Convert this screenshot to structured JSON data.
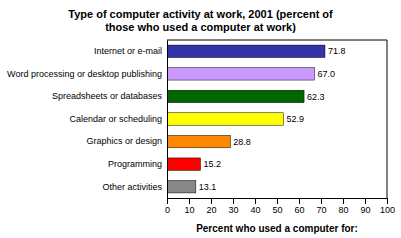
{
  "chart_data": {
    "type": "bar",
    "orientation": "horizontal",
    "title": "Type of computer activity at work,  2001 (percent of\nthose who used a computer at work)",
    "categories": [
      "Internet or e-mail",
      "Word processing or desktop publishing",
      "Spreadsheets or databases",
      "Calendar or scheduling",
      "Graphics or design",
      "Programming",
      "Other activities"
    ],
    "values": [
      71.8,
      67.0,
      62.3,
      52.9,
      28.8,
      15.2,
      13.1
    ],
    "value_labels": [
      "71.8",
      "67.0",
      "62.3",
      "52.9",
      "28.8",
      "15.2",
      "13.1"
    ],
    "colors": [
      "#3333AA",
      "#CC99FF",
      "#006600",
      "#FFFF00",
      "#FF8800",
      "#FF0000",
      "#888888"
    ],
    "xlabel": "Percent who used a computer for:",
    "xlim": [
      0,
      100
    ],
    "xticks": [
      0,
      10,
      20,
      30,
      40,
      50,
      60,
      70,
      80,
      90,
      100
    ],
    "data_labels": true,
    "grid": false
  }
}
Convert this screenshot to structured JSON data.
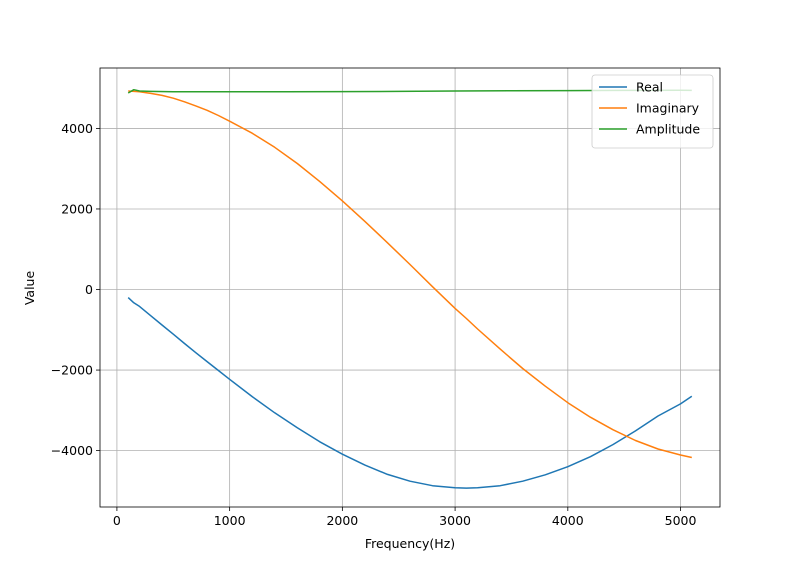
{
  "chart_data": {
    "type": "line",
    "title": "",
    "xlabel": "Frequency(Hz)",
    "ylabel": "Value",
    "xlim": [
      -150,
      5350
    ],
    "ylim": [
      -5400,
      5500
    ],
    "xticks": [
      0,
      1000,
      2000,
      3000,
      4000,
      5000
    ],
    "xtick_labels": [
      "0",
      "1000",
      "2000",
      "3000",
      "4000",
      "5000"
    ],
    "yticks": [
      -4000,
      -2000,
      0,
      2000,
      4000
    ],
    "ytick_labels": [
      "−4000",
      "−2000",
      "0",
      "2000",
      "4000"
    ],
    "grid": true,
    "legend_position": "top-right",
    "series": [
      {
        "name": "Real",
        "color": "#1f77b4",
        "x": [
          100,
          150,
          200,
          300,
          400,
          500,
          600,
          700,
          800,
          900,
          1000,
          1200,
          1400,
          1600,
          1800,
          2000,
          2200,
          2400,
          2600,
          2800,
          3000,
          3100,
          3200,
          3400,
          3600,
          3800,
          4000,
          4200,
          4400,
          4600,
          4800,
          5000,
          5100
        ],
        "values": [
          -200,
          -330,
          -420,
          -650,
          -880,
          -1110,
          -1340,
          -1570,
          -1790,
          -2010,
          -2230,
          -2660,
          -3060,
          -3430,
          -3780,
          -4090,
          -4360,
          -4590,
          -4760,
          -4870,
          -4920,
          -4930,
          -4920,
          -4870,
          -4760,
          -4600,
          -4400,
          -4150,
          -3850,
          -3510,
          -3140,
          -2840,
          -2650
        ]
      },
      {
        "name": "Imaginary",
        "color": "#ff7f0e",
        "x": [
          100,
          200,
          300,
          400,
          500,
          600,
          700,
          800,
          900,
          1000,
          1200,
          1400,
          1600,
          1800,
          2000,
          2200,
          2400,
          2600,
          2800,
          3000,
          3100,
          3200,
          3400,
          3600,
          3800,
          4000,
          4200,
          4400,
          4600,
          4800,
          5000,
          5100
        ],
        "values": [
          4930,
          4910,
          4870,
          4820,
          4750,
          4660,
          4560,
          4450,
          4320,
          4180,
          3880,
          3530,
          3130,
          2680,
          2200,
          1690,
          1160,
          620,
          70,
          -470,
          -720,
          -980,
          -1480,
          -1960,
          -2400,
          -2810,
          -3170,
          -3480,
          -3750,
          -3960,
          -4110,
          -4170
        ]
      },
      {
        "name": "Amplitude",
        "color": "#2ca02c",
        "x": [
          100,
          150,
          200,
          300,
          500,
          1000,
          1500,
          2000,
          2500,
          3000,
          3500,
          4000,
          4500,
          5000,
          5100
        ],
        "values": [
          4880,
          4960,
          4930,
          4920,
          4910,
          4910,
          4910,
          4915,
          4920,
          4930,
          4935,
          4940,
          4945,
          4950,
          4945
        ]
      }
    ]
  }
}
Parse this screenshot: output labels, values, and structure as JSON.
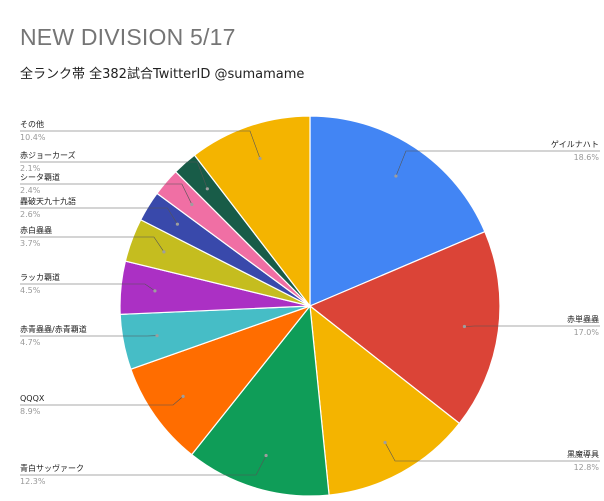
{
  "chart_data": {
    "type": "pie",
    "title": "NEW DIVISION 5/17",
    "subtitle": "全ランク帯 全382試合TwitterID @sumamame",
    "slices": [
      {
        "label": "ゲイルナハト",
        "value": 18.6,
        "pct": "18.6%",
        "color": "#4285f4"
      },
      {
        "label": "赤単蟲蟲",
        "value": 17.0,
        "pct": "17.0%",
        "color": "#db4437"
      },
      {
        "label": "黒魔導具",
        "value": 12.8,
        "pct": "12.8%",
        "color": "#f4b400"
      },
      {
        "label": "青白サッヴァーク",
        "value": 12.3,
        "pct": "12.3%",
        "color": "#0f9d58"
      },
      {
        "label": "QQQX",
        "value": 8.9,
        "pct": "8.9%",
        "color": "#ff6d00"
      },
      {
        "label": "赤青蟲蟲/赤青覇道",
        "value": 4.7,
        "pct": "4.7%",
        "color": "#46bdc6"
      },
      {
        "label": "ラッカ覇道",
        "value": 4.5,
        "pct": "4.5%",
        "color": "#ab30c4"
      },
      {
        "label": "赤白蟲蟲",
        "value": 3.7,
        "pct": "3.7%",
        "color": "#c5bd1f"
      },
      {
        "label": "轟破天九十九語",
        "value": 2.6,
        "pct": "2.6%",
        "color": "#3949ab"
      },
      {
        "label": "シータ覇道",
        "value": 2.4,
        "pct": "2.4%",
        "color": "#f06fa4"
      },
      {
        "label": "赤ジョーカーズ",
        "value": 2.1,
        "pct": "2.1%",
        "color": "#185c48"
      },
      {
        "label": "その他",
        "value": 10.4,
        "pct": "10.4%",
        "color": "#f4b400"
      }
    ]
  }
}
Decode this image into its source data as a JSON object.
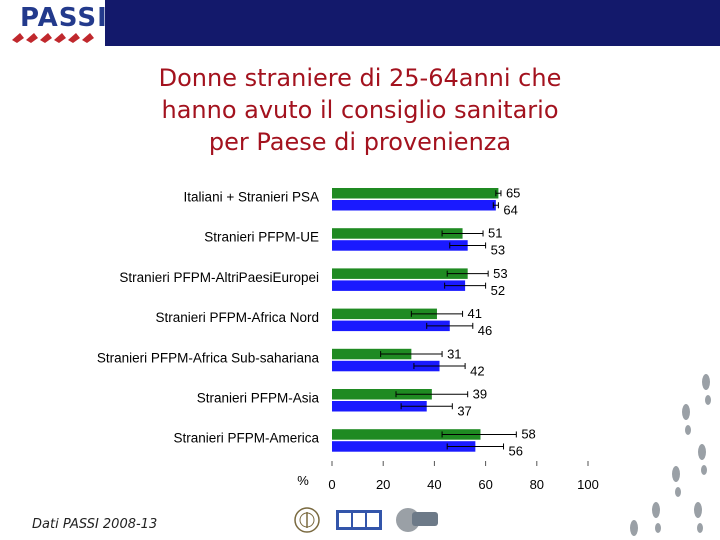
{
  "header": {
    "logo_text": "PASSI",
    "band_color": "#13196b"
  },
  "title_lines": [
    "Donne straniere di 25-64anni che",
    "hanno avuto il consiglio sanitario",
    "per Paese di provenienza"
  ],
  "footer": "Dati PASSI 2008-13",
  "sponsor_logos": [
    "ISS seal",
    "ccm",
    "Cnesps"
  ],
  "colors": {
    "green": "#1f8a22",
    "blue": "#1a1aff",
    "title": "#a3121e"
  },
  "chart_data": {
    "type": "bar",
    "orientation": "horizontal",
    "title": "",
    "xlabel": "%",
    "xlim": [
      0,
      100
    ],
    "xticks": [
      0,
      20,
      40,
      60,
      80,
      100
    ],
    "categories": [
      "Italiani + Stranieri PSA",
      "Stranieri PFPM-UE",
      "Stranieri PFPM-AltriPaesiEuropei",
      "Stranieri PFPM-Africa Nord",
      "Stranieri PFPM-Africa Sub-sahariana",
      "Stranieri PFPM-Asia",
      "Stranieri PFPM-America"
    ],
    "series": [
      {
        "name": "green",
        "color": "#1f8a22",
        "values": [
          65,
          51,
          53,
          41,
          31,
          39,
          58
        ],
        "ci_low": [
          64,
          43,
          45,
          31,
          19,
          25,
          43
        ],
        "ci_high": [
          66,
          59,
          61,
          51,
          43,
          53,
          72
        ]
      },
      {
        "name": "blue",
        "color": "#1a1aff",
        "values": [
          64,
          53,
          52,
          46,
          42,
          37,
          56
        ],
        "ci_low": [
          63,
          46,
          44,
          37,
          32,
          27,
          45
        ],
        "ci_high": [
          65,
          60,
          60,
          55,
          52,
          47,
          67
        ]
      }
    ]
  }
}
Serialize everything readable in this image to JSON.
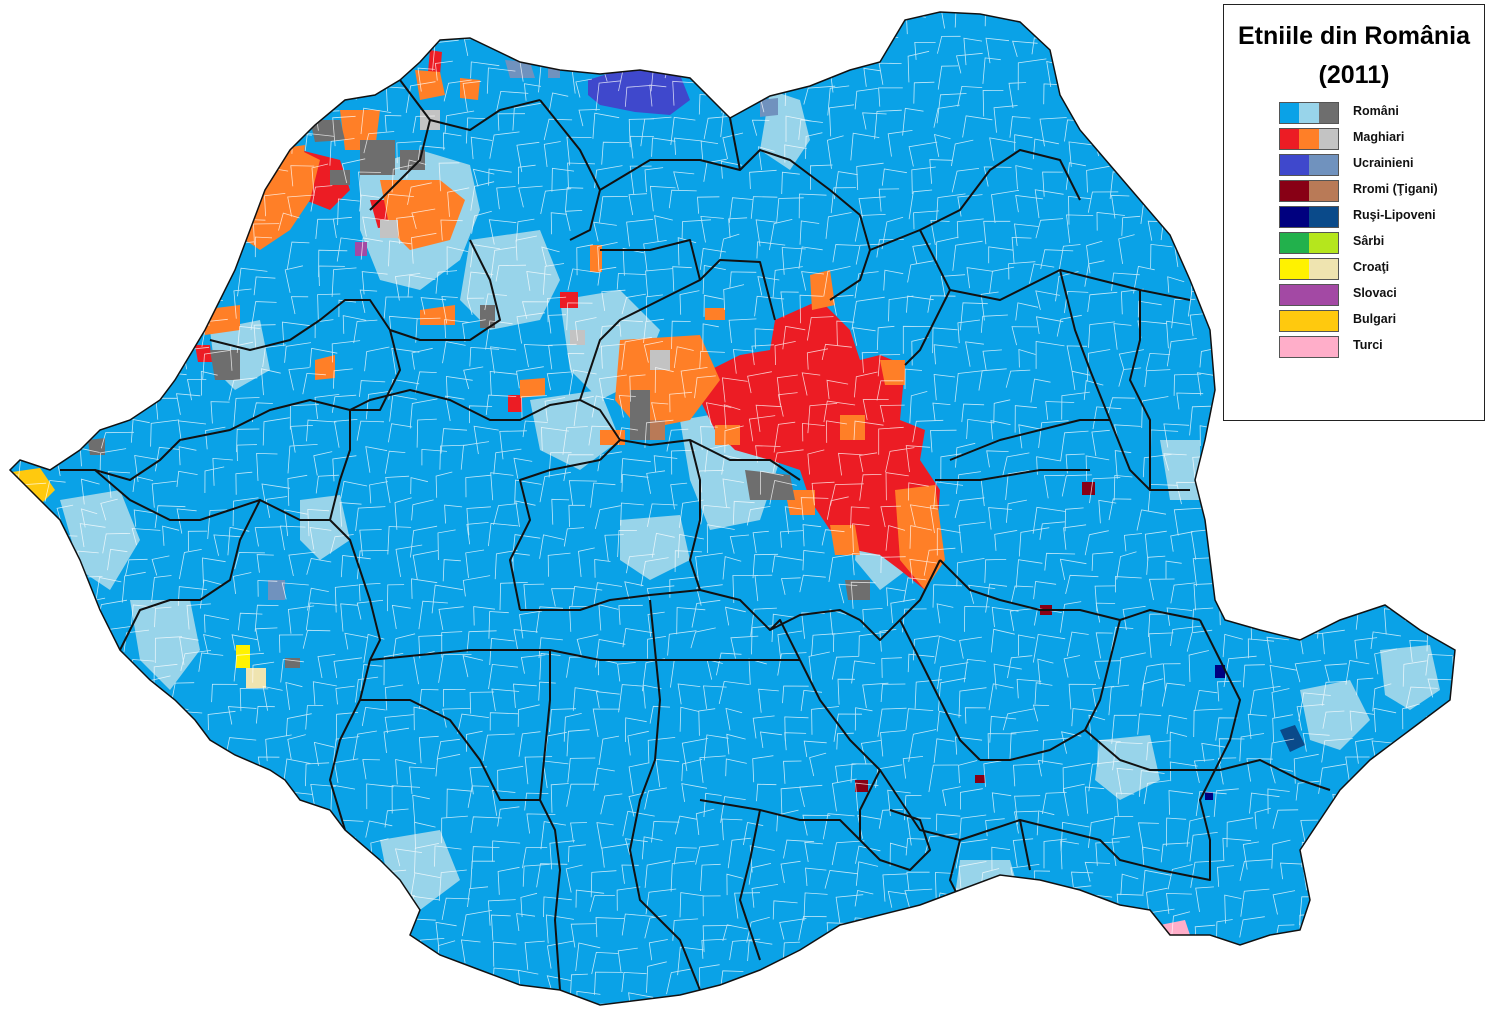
{
  "legend": {
    "title": "Etniile din România",
    "year": "(2011)",
    "items": [
      {
        "label": "Români",
        "colors": [
          "#0aa2e7",
          "#98d4ea",
          "#6e6e6e"
        ]
      },
      {
        "label": "Maghiari",
        "colors": [
          "#ec1c24",
          "#ff7f27",
          "#c3c3c3"
        ]
      },
      {
        "label": "Ucrainieni",
        "colors": [
          "#3f48cc",
          "#7092be"
        ]
      },
      {
        "label": "Rromi (Ţigani)",
        "colors": [
          "#880015",
          "#b97a57"
        ]
      },
      {
        "label": "Ruşi-Lipoveni",
        "colors": [
          "#00007f",
          "#0a4a8a"
        ]
      },
      {
        "label": "Sârbi",
        "colors": [
          "#22b14c",
          "#b5e61d"
        ]
      },
      {
        "label": "Croaţi",
        "colors": [
          "#fff200",
          "#efe4b0"
        ]
      },
      {
        "label": "Slovaci",
        "colors": [
          "#a349a4"
        ]
      },
      {
        "label": "Bulgari",
        "colors": [
          "#ffc90e"
        ]
      },
      {
        "label": "Turci",
        "colors": [
          "#ffaec9"
        ]
      }
    ]
  },
  "map": {
    "colors": {
      "base": "#0aa2e7",
      "light": "#98d4ea",
      "border": "#111111",
      "commune_line": "#ffffff"
    }
  }
}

■ **Exercise brief**: From the data above, copy each line that has the string "PFPM".

■ **Correct output**:
      "Stranieri PFPM-UE",
      "Stranieri PFPM-AltriPaesiEuropei",
      "Stranieri PFPM-Africa Nord",
      "Stranieri PFPM-Africa Sub-sahariana",
      "Stranieri PFPM-Asia",
      "Stranieri PFPM-America"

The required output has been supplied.